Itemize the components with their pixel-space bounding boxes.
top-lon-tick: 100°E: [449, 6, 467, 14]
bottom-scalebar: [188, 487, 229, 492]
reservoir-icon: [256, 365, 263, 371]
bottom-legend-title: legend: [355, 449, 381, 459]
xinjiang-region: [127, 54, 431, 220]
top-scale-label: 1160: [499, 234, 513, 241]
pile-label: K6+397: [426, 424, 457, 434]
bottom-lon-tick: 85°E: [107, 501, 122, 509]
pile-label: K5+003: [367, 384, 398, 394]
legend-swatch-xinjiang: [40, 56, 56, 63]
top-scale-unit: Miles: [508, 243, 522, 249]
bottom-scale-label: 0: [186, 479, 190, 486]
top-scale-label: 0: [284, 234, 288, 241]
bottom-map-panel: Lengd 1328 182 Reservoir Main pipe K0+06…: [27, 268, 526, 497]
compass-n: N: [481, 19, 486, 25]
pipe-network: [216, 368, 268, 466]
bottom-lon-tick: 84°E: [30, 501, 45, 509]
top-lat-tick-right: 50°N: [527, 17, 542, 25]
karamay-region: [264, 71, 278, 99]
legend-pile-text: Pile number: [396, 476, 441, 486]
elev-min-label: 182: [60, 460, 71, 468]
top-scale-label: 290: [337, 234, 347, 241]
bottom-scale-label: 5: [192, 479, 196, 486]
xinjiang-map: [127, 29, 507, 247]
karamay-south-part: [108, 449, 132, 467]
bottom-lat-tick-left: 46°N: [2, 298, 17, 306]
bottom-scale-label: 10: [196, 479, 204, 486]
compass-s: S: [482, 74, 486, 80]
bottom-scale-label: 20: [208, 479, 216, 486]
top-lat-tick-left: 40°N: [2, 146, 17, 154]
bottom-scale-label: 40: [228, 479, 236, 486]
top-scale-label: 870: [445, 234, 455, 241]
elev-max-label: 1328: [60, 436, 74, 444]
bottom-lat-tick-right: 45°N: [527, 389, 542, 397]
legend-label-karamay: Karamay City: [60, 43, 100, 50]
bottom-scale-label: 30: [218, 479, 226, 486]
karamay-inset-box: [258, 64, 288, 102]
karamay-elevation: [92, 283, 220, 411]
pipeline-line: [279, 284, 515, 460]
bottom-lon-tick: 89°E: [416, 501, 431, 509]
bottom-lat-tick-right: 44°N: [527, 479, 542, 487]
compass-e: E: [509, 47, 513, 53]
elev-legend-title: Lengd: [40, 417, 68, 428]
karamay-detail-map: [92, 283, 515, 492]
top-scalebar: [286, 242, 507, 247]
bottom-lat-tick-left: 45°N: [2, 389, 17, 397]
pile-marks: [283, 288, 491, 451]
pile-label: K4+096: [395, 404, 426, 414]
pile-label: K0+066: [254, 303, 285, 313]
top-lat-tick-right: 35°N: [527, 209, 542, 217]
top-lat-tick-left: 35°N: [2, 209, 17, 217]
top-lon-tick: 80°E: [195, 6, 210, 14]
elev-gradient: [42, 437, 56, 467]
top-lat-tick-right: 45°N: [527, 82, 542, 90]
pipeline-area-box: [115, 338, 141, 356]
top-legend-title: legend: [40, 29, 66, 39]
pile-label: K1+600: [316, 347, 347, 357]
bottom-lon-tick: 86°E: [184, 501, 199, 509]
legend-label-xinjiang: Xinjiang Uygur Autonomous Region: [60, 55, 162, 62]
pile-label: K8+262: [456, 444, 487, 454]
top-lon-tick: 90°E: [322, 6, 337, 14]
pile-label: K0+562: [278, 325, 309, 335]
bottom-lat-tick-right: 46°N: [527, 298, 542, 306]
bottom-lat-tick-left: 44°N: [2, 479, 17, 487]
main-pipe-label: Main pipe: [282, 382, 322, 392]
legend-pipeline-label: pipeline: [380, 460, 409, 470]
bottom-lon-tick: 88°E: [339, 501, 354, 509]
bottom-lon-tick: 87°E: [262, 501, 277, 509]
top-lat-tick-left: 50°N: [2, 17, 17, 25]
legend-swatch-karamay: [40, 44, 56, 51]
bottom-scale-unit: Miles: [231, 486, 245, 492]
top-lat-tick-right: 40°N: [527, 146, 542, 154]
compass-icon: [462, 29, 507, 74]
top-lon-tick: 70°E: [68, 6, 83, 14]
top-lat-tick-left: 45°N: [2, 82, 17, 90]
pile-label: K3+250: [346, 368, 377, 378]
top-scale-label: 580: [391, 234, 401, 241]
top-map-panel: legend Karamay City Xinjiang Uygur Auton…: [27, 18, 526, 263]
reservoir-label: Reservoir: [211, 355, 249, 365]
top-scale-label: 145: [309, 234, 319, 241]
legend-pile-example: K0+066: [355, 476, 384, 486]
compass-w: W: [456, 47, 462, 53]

▶ **SHORT TASK**
Render every line of the records above as a Markdown table with two columns, Row for the sequential number and Entry for the line itself, skipping any blank lines.

▶ **FINAL RESULT**
| Row | Entry |
|---|---|
| 1 | Itemize the components with their pixel-space bounding boxes. |
| 2 | top-lon-tick: 100°E: [449, 6, 467, 14] |
| 3 | bottom-scalebar: [188, 487, 229, 492] |
| 4 | reservoir-icon: [256, 365, 263, 371] |
| 5 | bottom-legend-title: legend: [355, 449, 381, 459] |
| 6 | xinjiang-region: [127, 54, 431, 220] |
| 7 | top-scale-label: 1160: [499, 234, 513, 241] |
| 8 | pile-label: K6+397: [426, 424, 457, 434] |
| 9 | bottom-lon-tick: 85°E: [107, 501, 122, 509] |
| 10 | pile-label: K5+003: [367, 384, 398, 394] |
| 11 | legend-swatch-xinjiang: [40, 56, 56, 63] |
| 12 | top-scale-unit: Miles: [508, 243, 522, 249] |
| 13 | bottom-scale-label: 0: [186, 479, 190, 486] |
| 14 | top-scale-label: 0: [284, 234, 288, 241] |
| 15 | bottom-map-panel: Lengd 1328 182 Reservoir Main pipe K0+06…: [27, 268, 526, 497] |
| 16 | compass-n: N: [481, 19, 486, 25] |
| 17 | pipe-network: [216, 368, 268, 466] |
| 18 | bottom-lon-tick: 84°E: [30, 501, 45, 509] |
| 19 | top-lat-tick-right: 50°N: [527, 17, 542, 25] |
| 20 | karamay-region: [264, 71, 278, 99] |
| 21 | legend-pile-text: Pile number: [396, 476, 441, 486] |
| 22 | elev-min-label: 182: [60, 460, 71, 468] |
| 23 | top-scale-label: 290: [337, 234, 347, 241] |
| 24 | bottom-scale-label: 5: [192, 479, 196, 486] |
| 25 | xinjiang-map: [127, 29, 507, 247] |
| 26 | karamay-south-part: [108, 449, 132, 467] |
| 27 | bottom-lat-tick-left: 46°N: [2, 298, 17, 306] |
| 28 | bottom-scale-label: 10: [196, 479, 204, 486] |
| 29 | compass-s: S: [482, 74, 486, 80] |
| 30 | bottom-scale-label: 20: [208, 479, 216, 486] |
| 31 | top-lat-tick-left: 40°N: [2, 146, 17, 154] |
| 32 | bottom-scale-label: 40: [228, 479, 236, 486] |
| 33 | top-scale-label: 870: [445, 234, 455, 241] |
| 34 | elev-max-label: 1328: [60, 436, 74, 444] |
| 35 | bottom-lat-tick-right: 45°N: [527, 389, 542, 397] |
| 36 | legend-label-karamay: Karamay City: [60, 43, 100, 50] |
| 37 | bottom-scale-label: 30: [218, 479, 226, 486] |
| 38 | karamay-inset-box: [258, 64, 288, 102] |
| 39 | karamay-elevation: [92, 283, 220, 411] |
| 40 | pipeline-line: [279, 284, 515, 460] |
| 41 | bottom-lon-tick: 89°E: [416, 501, 431, 509] |
| 42 | bottom-lat-tick-right: 44°N: [527, 479, 542, 487] |
| 43 | compass-e: E: [509, 47, 513, 53] |
| 44 | elev-legend-title: Lengd: [40, 417, 68, 428] |
| 45 | karamay-detail-map: [92, 283, 515, 492] |
| 46 | top-scalebar: [286, 242, 507, 247] |
| 47 | bottom-lat-tick-left: 45°N: [2, 389, 17, 397] |
| 48 | pile-marks: [283, 288, 491, 451] |
| 49 | pile-label: K4+096: [395, 404, 426, 414] |
| 50 | pile-label: K0+066: [254, 303, 285, 313] |
| 51 | top-lat-tick-right: 35°N: [527, 209, 542, 217] |
| 52 | top-lat-tick-left: 35°N: [2, 209, 17, 217] |
| 53 | top-lon-tick: 80°E: [195, 6, 210, 14] |
| 54 | elev-gradient: [42, 437, 56, 467] |
| 55 | top-lat-tick-right: 45°N: [527, 82, 542, 90] |
| 56 | pipeline-area-box: [115, 338, 141, 356] |
| 57 | top-legend-title: legend: [40, 29, 66, 39] |
| 58 | pile-label: K1+600: [316, 347, 347, 357] |
| 59 | bottom-lon-tick: 86°E: [184, 501, 199, 509] |
| 60 | legend-label-xinjiang: Xinjiang Uygur Autonomous Region: [60, 55, 162, 62] |
| 61 | pile-label: K8+262: [456, 444, 487, 454] |
| 62 | top-lon-tick: 90°E: [322, 6, 337, 14] |
| 63 | pile-label: K0+562: [278, 325, 309, 335] |
| 64 | bottom-lat-tick-right: 46°N: [527, 298, 542, 306] |
| 65 | bottom-lat-tick-left: 44°N: [2, 479, 17, 487] |
| 66 | main-pipe-label: Main pipe: [282, 382, 322, 392] |
| 67 | legend-pipeline-label: pipeline: [380, 460, 409, 470] |
| 68 | bottom-lon-tick: 88°E: [339, 501, 354, 509] |
| 69 | bottom-lon-tick: 87°E: [262, 501, 277, 509] |
| 70 | top-lat-tick-left: 50°N: [2, 17, 17, 25] |
| 71 | legend-swatch-karamay: [40, 44, 56, 51] |
| 72 | bottom-scale-unit: Miles: [231, 486, 245, 492] |
| 73 | top-lat-tick-right: 40°N: [527, 146, 542, 154] |
| 74 | compass-icon: [462, 29, 507, 74] |
| 75 | top-lon-tick: 70°E: [68, 6, 83, 14] |
| 76 | top-lat-tick-left: 45°N: [2, 82, 17, 90] |
| 77 | pile-label: K3+250: [346, 368, 377, 378] |
| 78 | top-scale-label: 580: [391, 234, 401, 241] |
| 79 | top-map-panel: legend Karamay City Xinjiang Uygur Auton…: [27, 18, 526, 263] |
| 80 | reservoir-label: Reservoir: [211, 355, 249, 365] |
| 81 | top-scale-label: 145: [309, 234, 319, 241] |
| 82 | legend-pile-example: K0+066: [355, 476, 384, 486] |
| 83 | compass-w: W: [456, 47, 462, 53] |